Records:
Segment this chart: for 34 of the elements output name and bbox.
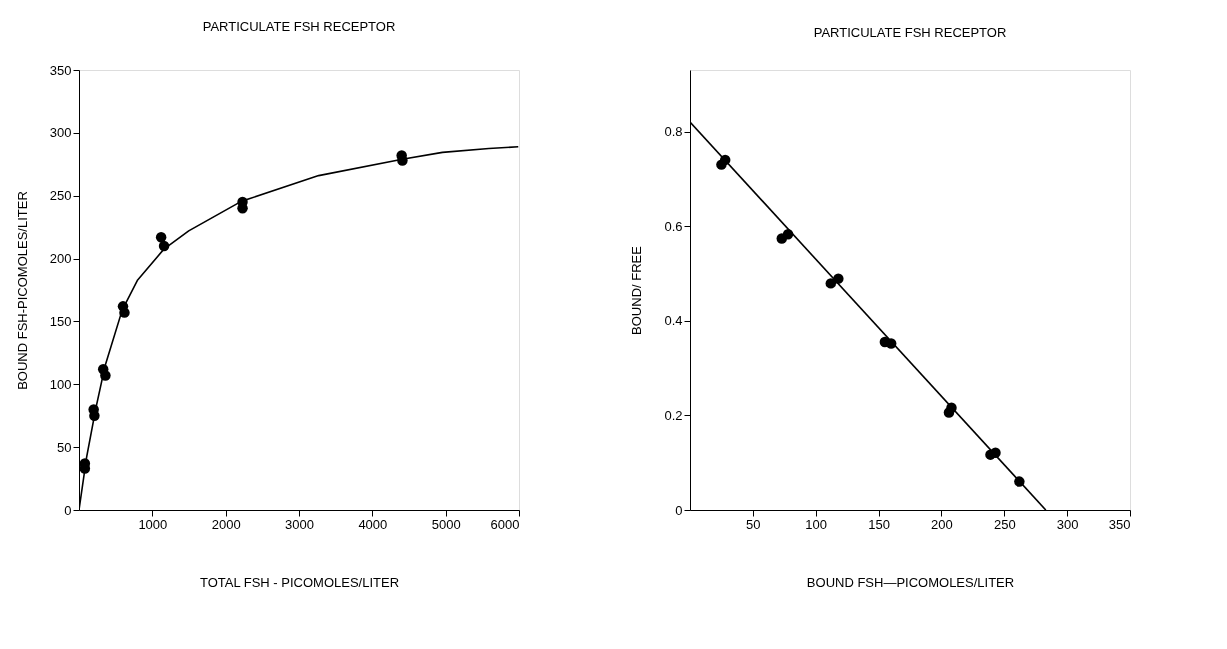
chart-title: PARTICULATE FSH RECEPTOR — [202, 19, 396, 34]
x-axis-title: BOUND FSH—PICOMOLES/LITER — [806, 574, 1015, 590]
x-tick-label: 4000 — [358, 516, 388, 532]
x-tick-label: 100 — [805, 516, 828, 532]
x-tick-label: 1000 — [138, 516, 168, 532]
x-tick-label: 150 — [868, 516, 890, 532]
x-tick-label: 200 — [931, 516, 953, 532]
y-tick-label: 0.8 — [664, 124, 683, 140]
x-tick-label: 300 — [1056, 516, 1079, 532]
y-tick-label: 300 — [49, 125, 72, 141]
x-tick-label: 250 — [993, 516, 1016, 532]
y-tick-label: 0 — [675, 502, 683, 518]
x-tick-label: 3000 — [285, 516, 314, 532]
x-tick-label: 350 — [1108, 516, 1131, 532]
y-tick-label: 200 — [49, 251, 72, 267]
chart-title: PARTICULATE FSH RECEPTOR — [813, 25, 1007, 40]
x-tick-label: 2000 — [211, 516, 241, 532]
x-tick-label: 6000 — [490, 516, 520, 532]
y-tick-label: 350 — [49, 62, 72, 78]
x-axis-title: TOTAL FSH - PICOMOLES/LITER — [199, 574, 400, 590]
y-axis-title: BOUND/ FREE — [629, 245, 645, 335]
point — [155, 231, 167, 243]
y-axis-title: BOUND FSH-PICOMOLES/LITER — [14, 191, 30, 390]
x-tick-label: 50 — [746, 516, 761, 532]
y-tick-label: 250 — [49, 188, 72, 204]
y-tick-label: 0 — [64, 502, 72, 518]
y-tick-label: 50 — [57, 439, 72, 455]
y-tick-label: 100 — [49, 376, 72, 392]
y-tick-label: 0.4 — [664, 313, 683, 329]
x-tick-label: 5000 — [431, 516, 461, 532]
y-tick-label: 150 — [49, 313, 72, 329]
y-tick-label: 0.2 — [664, 407, 683, 423]
y-tick-label: 0.6 — [664, 218, 683, 234]
point — [825, 278, 837, 289]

● **Objective**
Copy the data above line for line, leaving out the pictures.

● **Final answer**
Segment this chart: for 34 of the elements output name and bbox.
chart-title: PARTICULATE FSH RECEPTOR — [202, 19, 396, 34]
x-axis-title: BOUND FSH—PICOMOLES/LITER — [806, 574, 1015, 590]
x-tick-label: 4000 — [358, 516, 388, 532]
x-tick-label: 100 — [805, 516, 828, 532]
x-tick-label: 1000 — [138, 516, 168, 532]
x-tick-label: 150 — [868, 516, 890, 532]
x-tick-label: 200 — [931, 516, 953, 532]
y-tick-label: 0.8 — [664, 124, 683, 140]
x-tick-label: 300 — [1056, 516, 1079, 532]
y-tick-label: 300 — [49, 125, 72, 141]
x-tick-label: 250 — [993, 516, 1016, 532]
y-tick-label: 0 — [675, 502, 683, 518]
x-tick-label: 3000 — [285, 516, 314, 532]
x-tick-label: 350 — [1108, 516, 1131, 532]
y-tick-label: 200 — [49, 251, 72, 267]
chart-title: PARTICULATE FSH RECEPTOR — [813, 25, 1007, 40]
x-tick-label: 2000 — [211, 516, 241, 532]
x-tick-label: 6000 — [490, 516, 520, 532]
y-tick-label: 350 — [49, 62, 72, 78]
x-axis-title: TOTAL FSH - PICOMOLES/LITER — [199, 574, 400, 590]
y-axis-title: BOUND/ FREE — [629, 245, 645, 335]
point — [155, 231, 167, 243]
y-axis-title: BOUND FSH-PICOMOLES/LITER — [14, 191, 30, 390]
x-tick-label: 50 — [746, 516, 761, 532]
y-tick-label: 250 — [49, 188, 72, 204]
y-tick-label: 0 — [64, 502, 72, 518]
y-tick-label: 50 — [57, 439, 72, 455]
y-tick-label: 100 — [49, 376, 72, 392]
y-tick-label: 0.4 — [664, 313, 683, 329]
x-tick-label: 5000 — [431, 516, 461, 532]
y-tick-label: 150 — [49, 313, 72, 329]
y-tick-label: 0.2 — [664, 407, 683, 423]
y-tick-label: 0.6 — [664, 218, 683, 234]
point — [825, 278, 837, 289]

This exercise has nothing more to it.